(Data excerpts)
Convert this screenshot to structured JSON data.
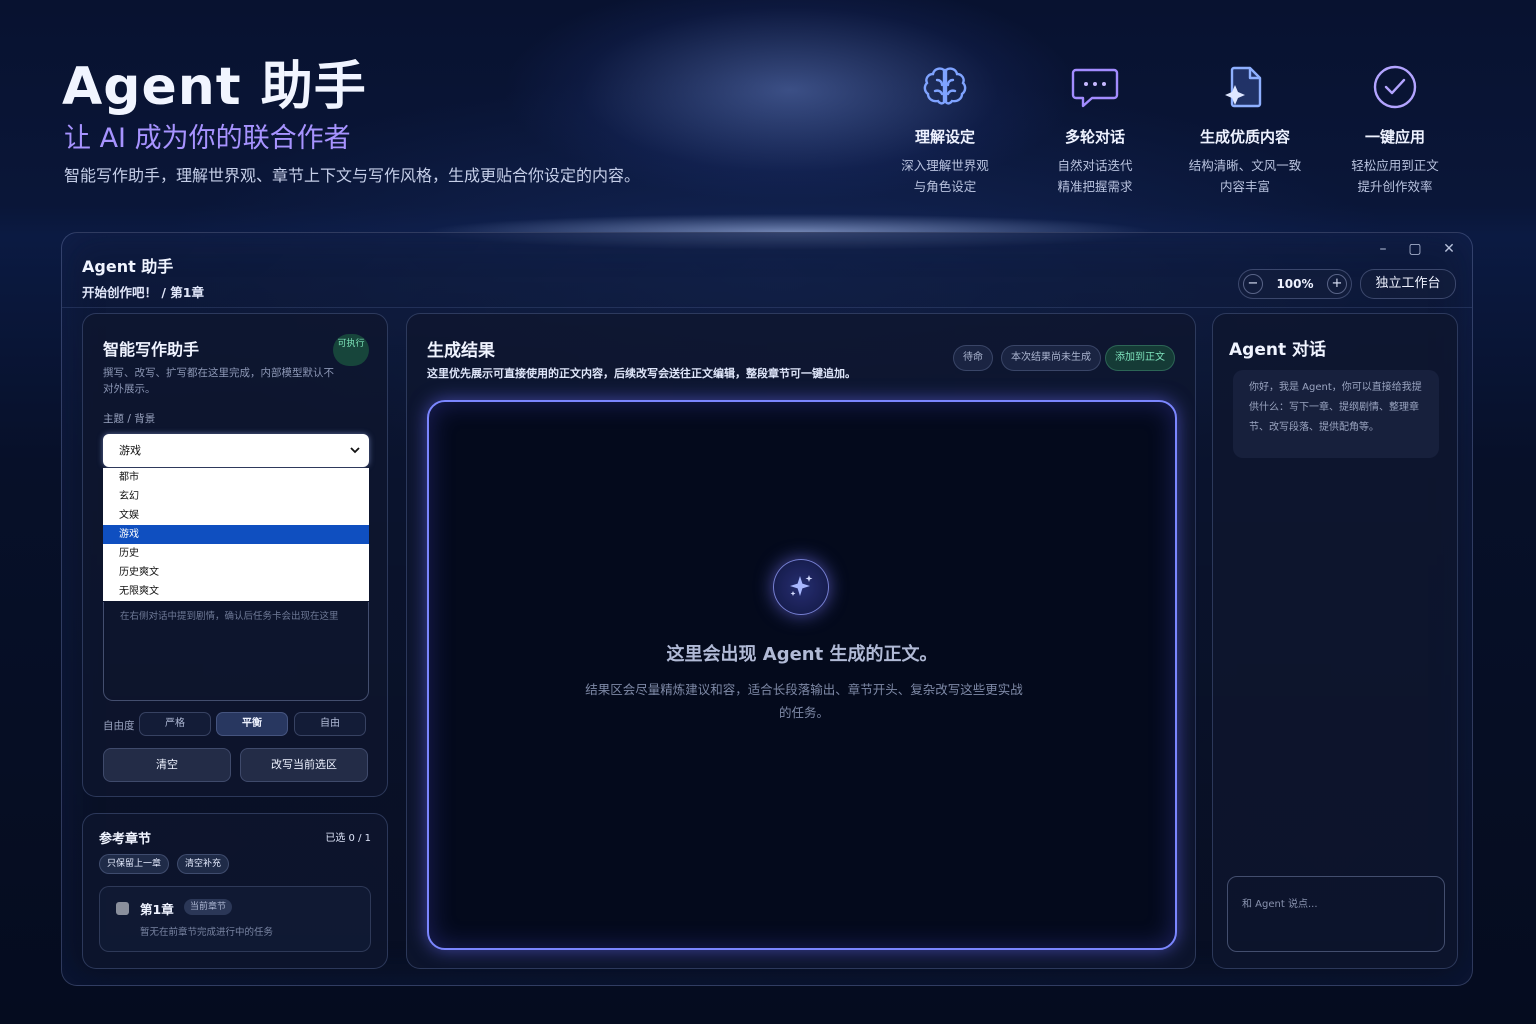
{
  "hero": {
    "title": "Agent 助手",
    "subtitle": "让 AI 成为你的联合作者",
    "description": "智能写作助手，理解世界观、章节上下文与写作风格，生成更贴合你设定的内容。"
  },
  "features": [
    {
      "icon": "brain-icon",
      "title": "理解设定",
      "line1": "深入理解世界观",
      "line2": "与角色设定"
    },
    {
      "icon": "chat-bubble-icon",
      "title": "多轮对话",
      "line1": "自然对话迭代",
      "line2": "精准把握需求"
    },
    {
      "icon": "sparkle-document-icon",
      "title": "生成优质内容",
      "line1": "结构清晰、文风一致",
      "line2": "内容丰富"
    },
    {
      "icon": "check-circle-icon",
      "title": "一键应用",
      "line1": "轻松应用到正文",
      "line2": "提升创作效率"
    }
  ],
  "window": {
    "title": "Agent 助手",
    "breadcrumb": "开始创作吧！ / 第1章",
    "controls": {
      "minimize": "–",
      "maximize": "▢",
      "close": "✕"
    },
    "zoom": {
      "minus": "−",
      "value": "100%",
      "plus": "+"
    },
    "standalone_label": "独立工作台"
  },
  "assistant": {
    "title": "智能写作助手",
    "badge": "可执行",
    "description": "撰写、改写、扩写都在这里完成，内部模型默认不对外展示。",
    "topic_label": "主题 / 背景",
    "selected": "游戏",
    "options": [
      "都市",
      "玄幻",
      "文娱",
      "游戏",
      "历史",
      "历史爽文",
      "无限爽文"
    ],
    "textarea_placeholder": "在右侧对话中提到剧情，确认后任务卡会出现在这里",
    "freedom_label": "自由度",
    "freedom_options": [
      "严格",
      "平衡",
      "自由"
    ],
    "freedom_selected": "平衡",
    "clear_label": "清空",
    "rewrite_label": "改写当前选区"
  },
  "reference": {
    "title": "参考章节",
    "count": "已选 0 / 1",
    "chip_keep_prev": "只保留上一章",
    "chip_clear_extra": "清空补充",
    "chapter_name": "第1章",
    "chapter_tag": "当前章节",
    "chapter_desc": "暂无在前章节完成进行中的任务"
  },
  "result": {
    "title": "生成结果",
    "description": "这里优先展示可直接使用的正文内容，后续改写会送往正文编辑，整段章节可一键追加。",
    "tag_pending": "待命",
    "tag_status": "本次结果尚未生成",
    "tag_add": "添加到正文",
    "empty_title": "这里会出现 Agent 生成的正文。",
    "empty_desc": "结果区会尽量精炼建议和容，适合长段落输出、章节开头、复杂改写这些更实战的任务。"
  },
  "chat": {
    "title": "Agent 对话",
    "greeting": "你好，我是 Agent，你可以直接给我提供什么：写下一章、提纲剧情、整理章节、改写段落、提供配角等。",
    "input_placeholder": "和 Agent 说点..."
  },
  "colors": {
    "accent": "#7b86ff",
    "highlight": "#0f4fc0",
    "success": "#7ee4bd"
  }
}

● **YOUR INSTRUCTIONS**
Each record above should be copied character for character, with pictures dropped.

● **WRITTEN ANSWER**
Convert this screenshot to structured JSON data.
{
  "hero": {
    "title": "Agent 助手",
    "subtitle": "让 AI 成为你的联合作者",
    "description": "智能写作助手，理解世界观、章节上下文与写作风格，生成更贴合你设定的内容。"
  },
  "features": [
    {
      "icon": "brain-icon",
      "title": "理解设定",
      "line1": "深入理解世界观",
      "line2": "与角色设定"
    },
    {
      "icon": "chat-bubble-icon",
      "title": "多轮对话",
      "line1": "自然对话迭代",
      "line2": "精准把握需求"
    },
    {
      "icon": "sparkle-document-icon",
      "title": "生成优质内容",
      "line1": "结构清晰、文风一致",
      "line2": "内容丰富"
    },
    {
      "icon": "check-circle-icon",
      "title": "一键应用",
      "line1": "轻松应用到正文",
      "line2": "提升创作效率"
    }
  ],
  "window": {
    "title": "Agent 助手",
    "breadcrumb": "开始创作吧！ / 第1章",
    "controls": {
      "minimize": "–",
      "maximize": "▢",
      "close": "✕"
    },
    "zoom": {
      "minus": "−",
      "value": "100%",
      "plus": "+"
    },
    "standalone_label": "独立工作台"
  },
  "assistant": {
    "title": "智能写作助手",
    "badge": "可执行",
    "description": "撰写、改写、扩写都在这里完成，内部模型默认不对外展示。",
    "topic_label": "主题 / 背景",
    "selected": "游戏",
    "options": [
      "都市",
      "玄幻",
      "文娱",
      "游戏",
      "历史",
      "历史爽文",
      "无限爽文"
    ],
    "textarea_placeholder": "在右侧对话中提到剧情，确认后任务卡会出现在这里",
    "freedom_label": "自由度",
    "freedom_options": [
      "严格",
      "平衡",
      "自由"
    ],
    "freedom_selected": "平衡",
    "clear_label": "清空",
    "rewrite_label": "改写当前选区"
  },
  "reference": {
    "title": "参考章节",
    "count": "已选 0 / 1",
    "chip_keep_prev": "只保留上一章",
    "chip_clear_extra": "清空补充",
    "chapter_name": "第1章",
    "chapter_tag": "当前章节",
    "chapter_desc": "暂无在前章节完成进行中的任务"
  },
  "result": {
    "title": "生成结果",
    "description": "这里优先展示可直接使用的正文内容，后续改写会送往正文编辑，整段章节可一键追加。",
    "tag_pending": "待命",
    "tag_status": "本次结果尚未生成",
    "tag_add": "添加到正文",
    "empty_title": "这里会出现 Agent 生成的正文。",
    "empty_desc": "结果区会尽量精炼建议和容，适合长段落输出、章节开头、复杂改写这些更实战的任务。"
  },
  "chat": {
    "title": "Agent 对话",
    "greeting": "你好，我是 Agent，你可以直接给我提供什么：写下一章、提纲剧情、整理章节、改写段落、提供配角等。",
    "input_placeholder": "和 Agent 说点..."
  },
  "colors": {
    "accent": "#7b86ff",
    "highlight": "#0f4fc0",
    "success": "#7ee4bd"
  }
}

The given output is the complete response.